::: Available data :::
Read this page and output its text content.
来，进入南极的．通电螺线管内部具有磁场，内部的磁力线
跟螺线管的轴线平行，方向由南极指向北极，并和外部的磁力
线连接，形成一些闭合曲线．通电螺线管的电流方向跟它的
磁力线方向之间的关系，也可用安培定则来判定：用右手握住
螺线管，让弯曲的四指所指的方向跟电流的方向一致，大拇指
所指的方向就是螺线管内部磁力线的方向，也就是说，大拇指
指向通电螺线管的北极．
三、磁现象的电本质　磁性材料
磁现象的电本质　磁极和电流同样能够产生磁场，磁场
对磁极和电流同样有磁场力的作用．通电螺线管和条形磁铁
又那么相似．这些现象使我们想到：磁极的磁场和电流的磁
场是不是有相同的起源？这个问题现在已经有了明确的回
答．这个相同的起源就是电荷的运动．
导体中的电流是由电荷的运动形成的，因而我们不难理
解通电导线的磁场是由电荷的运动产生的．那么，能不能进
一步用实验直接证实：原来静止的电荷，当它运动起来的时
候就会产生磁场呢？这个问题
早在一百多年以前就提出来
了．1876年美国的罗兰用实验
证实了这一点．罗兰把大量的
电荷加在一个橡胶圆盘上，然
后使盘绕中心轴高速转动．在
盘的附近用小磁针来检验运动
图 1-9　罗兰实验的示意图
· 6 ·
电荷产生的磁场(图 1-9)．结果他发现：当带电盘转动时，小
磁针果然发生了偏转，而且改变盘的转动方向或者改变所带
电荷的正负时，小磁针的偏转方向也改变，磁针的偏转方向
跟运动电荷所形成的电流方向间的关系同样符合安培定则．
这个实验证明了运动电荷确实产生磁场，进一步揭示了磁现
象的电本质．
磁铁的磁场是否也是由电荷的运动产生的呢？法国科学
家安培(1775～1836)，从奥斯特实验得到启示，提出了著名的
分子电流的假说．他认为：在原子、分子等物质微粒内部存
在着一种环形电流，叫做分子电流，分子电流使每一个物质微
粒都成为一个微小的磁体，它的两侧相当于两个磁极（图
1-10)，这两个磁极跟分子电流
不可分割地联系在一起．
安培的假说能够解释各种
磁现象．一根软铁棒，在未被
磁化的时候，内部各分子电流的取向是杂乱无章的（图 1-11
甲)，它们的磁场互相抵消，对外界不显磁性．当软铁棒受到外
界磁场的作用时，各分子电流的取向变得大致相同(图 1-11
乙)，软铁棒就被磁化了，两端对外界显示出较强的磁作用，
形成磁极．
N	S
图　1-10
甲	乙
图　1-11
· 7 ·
:::
**Request**
Retype all of the material, keeping each line exact.

**Result of the exercise**
Read this page and output its text content.
来，进入南极的．通电螺线管内部具有磁场，内部的磁力线
跟螺线管的轴线平行，方向由南极指向北极，并和外部的磁力
线连接，形成一些闭合曲线．通电螺线管的电流方向跟它的
磁力线方向之间的关系，也可用安培定则来判定：用右手握住
螺线管，让弯曲的四指所指的方向跟电流的方向一致，大拇指
所指的方向就是螺线管内部磁力线的方向，也就是说，大拇指
指向通电螺线管的北极．
三、磁现象的电本质　磁性材料
磁现象的电本质　磁极和电流同样能够产生磁场，磁场
对磁极和电流同样有磁场力的作用．通电螺线管和条形磁铁
又那么相似．这些现象使我们想到：磁极的磁场和电流的磁
场是不是有相同的起源？这个问题现在已经有了明确的回
答．这个相同的起源就是电荷的运动．
导体中的电流是由电荷的运动形成的，因而我们不难理
解通电导线的磁场是由电荷的运动产生的．那么，能不能进
一步用实验直接证实：原来静止的电荷，当它运动起来的时
候就会产生磁场呢？这个问题
早在一百多年以前就提出来
了．1876年美国的罗兰用实验
证实了这一点．罗兰把大量的
电荷加在一个橡胶圆盘上，然
后使盘绕中心轴高速转动．在
盘的附近用小磁针来检验运动
图 1-9　罗兰实验的示意图
· 6 ·
电荷产生的磁场(图 1-9)．结果他发现：当带电盘转动时，小
磁针果然发生了偏转，而且改变盘的转动方向或者改变所带
电荷的正负时，小磁针的偏转方向也改变，磁针的偏转方向
跟运动电荷所形成的电流方向间的关系同样符合安培定则．
这个实验证明了运动电荷确实产生磁场，进一步揭示了磁现
象的电本质．
磁铁的磁场是否也是由电荷的运动产生的呢？法国科学
家安培(1775～1836)，从奥斯特实验得到启示，提出了著名的
分子电流的假说．他认为：在原子、分子等物质微粒内部存
在着一种环形电流，叫做分子电流，分子电流使每一个物质微
粒都成为一个微小的磁体，它的两侧相当于两个磁极（图
1-10)，这两个磁极跟分子电流
不可分割地联系在一起．
安培的假说能够解释各种
磁现象．一根软铁棒，在未被
磁化的时候，内部各分子电流的取向是杂乱无章的（图 1-11
甲)，它们的磁场互相抵消，对外界不显磁性．当软铁棒受到外
界磁场的作用时，各分子电流的取向变得大致相同(图 1-11
乙)，软铁棒就被磁化了，两端对外界显示出较强的磁作用，
形成磁极．
N	S
图　1-10
甲	乙
图　1-11
· 7 ·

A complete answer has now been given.